*** WORKING DATA
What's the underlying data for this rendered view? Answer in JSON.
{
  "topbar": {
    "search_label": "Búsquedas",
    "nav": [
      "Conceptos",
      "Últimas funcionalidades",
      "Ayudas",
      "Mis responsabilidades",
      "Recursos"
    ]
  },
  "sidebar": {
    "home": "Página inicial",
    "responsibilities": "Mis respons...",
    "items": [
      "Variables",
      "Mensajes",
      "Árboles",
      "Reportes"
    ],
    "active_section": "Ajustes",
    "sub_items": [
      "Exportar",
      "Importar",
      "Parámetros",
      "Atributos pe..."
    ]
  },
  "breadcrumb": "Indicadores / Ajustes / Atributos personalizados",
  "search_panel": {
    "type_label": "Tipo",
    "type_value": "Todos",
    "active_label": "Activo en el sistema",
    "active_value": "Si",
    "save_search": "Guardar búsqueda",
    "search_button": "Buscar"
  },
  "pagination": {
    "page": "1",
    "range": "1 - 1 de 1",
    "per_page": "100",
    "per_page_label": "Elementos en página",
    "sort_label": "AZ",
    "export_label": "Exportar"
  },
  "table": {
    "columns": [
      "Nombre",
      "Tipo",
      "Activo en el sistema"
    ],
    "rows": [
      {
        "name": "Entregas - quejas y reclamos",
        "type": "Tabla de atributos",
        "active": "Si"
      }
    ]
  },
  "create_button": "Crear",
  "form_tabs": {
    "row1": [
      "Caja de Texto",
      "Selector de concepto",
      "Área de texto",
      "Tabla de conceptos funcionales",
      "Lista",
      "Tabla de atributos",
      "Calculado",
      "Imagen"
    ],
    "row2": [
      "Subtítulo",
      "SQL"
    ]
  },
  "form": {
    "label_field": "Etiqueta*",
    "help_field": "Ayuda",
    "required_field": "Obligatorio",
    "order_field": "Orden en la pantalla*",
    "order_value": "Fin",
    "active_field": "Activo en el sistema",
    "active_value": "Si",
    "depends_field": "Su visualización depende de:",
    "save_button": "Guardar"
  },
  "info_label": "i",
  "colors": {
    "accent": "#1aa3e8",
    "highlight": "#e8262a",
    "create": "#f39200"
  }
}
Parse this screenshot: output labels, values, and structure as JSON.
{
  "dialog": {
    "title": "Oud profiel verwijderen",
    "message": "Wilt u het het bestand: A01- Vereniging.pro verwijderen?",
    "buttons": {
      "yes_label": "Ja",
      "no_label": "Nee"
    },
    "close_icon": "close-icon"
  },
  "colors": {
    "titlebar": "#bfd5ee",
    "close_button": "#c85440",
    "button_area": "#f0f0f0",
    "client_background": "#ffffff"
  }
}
******
EXERCISE DETAILS: Repeat the material above exactly.

RESULT FOR THIS EXERCISE:
What's the underlying data for this rendered view? Answer in JSON.
{
  "topbar": {
    "search_label": "Búsquedas",
    "nav": [
      "Conceptos",
      "Últimas funcionalidades",
      "Ayudas",
      "Mis responsabilidades",
      "Recursos"
    ]
  },
  "sidebar": {
    "home": "Página inicial",
    "responsibilities": "Mis respons...",
    "items": [
      "Variables",
      "Mensajes",
      "Árboles",
      "Reportes"
    ],
    "active_section": "Ajustes",
    "sub_items": [
      "Exportar",
      "Importar",
      "Parámetros",
      "Atributos pe..."
    ]
  },
  "breadcrumb": "Indicadores / Ajustes / Atributos personalizados",
  "search_panel": {
    "type_label": "Tipo",
    "type_value": "Todos",
    "active_label": "Activo en el sistema",
    "active_value": "Si",
    "save_search": "Guardar búsqueda",
    "search_button": "Buscar"
  },
  "pagination": {
    "page": "1",
    "range": "1 - 1 de 1",
    "per_page": "100",
    "per_page_label": "Elementos en página",
    "sort_label": "AZ",
    "export_label": "Exportar"
  },
  "table": {
    "columns": [
      "Nombre",
      "Tipo",
      "Activo en el sistema"
    ],
    "rows": [
      {
        "name": "Entregas - quejas y reclamos",
        "type": "Tabla de atributos",
        "active": "Si"
      }
    ]
  },
  "create_button": "Crear",
  "form_tabs": {
    "row1": [
      "Caja de Texto",
      "Selector de concepto",
      "Área de texto",
      "Tabla de conceptos funcionales",
      "Lista",
      "Tabla de atributos",
      "Calculado",
      "Imagen"
    ],
    "row2": [
      "Subtítulo",
      "SQL"
    ]
  },
  "form": {
    "label_field": "Etiqueta*",
    "help_field": "Ayuda",
    "required_field": "Obligatorio",
    "order_field": "Orden en la pantalla*",
    "order_value": "Fin",
    "active_field": "Activo en el sistema",
    "active_value": "Si",
    "depends_field": "Su visualización depende de:",
    "save_button": "Guardar"
  },
  "info_label": "i",
  "colors": {
    "accent": "#1aa3e8",
    "highlight": "#e8262a",
    "create": "#f39200"
  }
}
Parse this screenshot: output labels, values, and structure as JSON.
{
  "dialog": {
    "title": "Oud profiel verwijderen",
    "message": "Wilt u het het bestand: A01- Vereniging.pro verwijderen?",
    "buttons": {
      "yes_label": "Ja",
      "no_label": "Nee"
    },
    "close_icon": "close-icon"
  },
  "colors": {
    "titlebar": "#bfd5ee",
    "close_button": "#c85440",
    "button_area": "#f0f0f0",
    "client_background": "#ffffff"
  }
}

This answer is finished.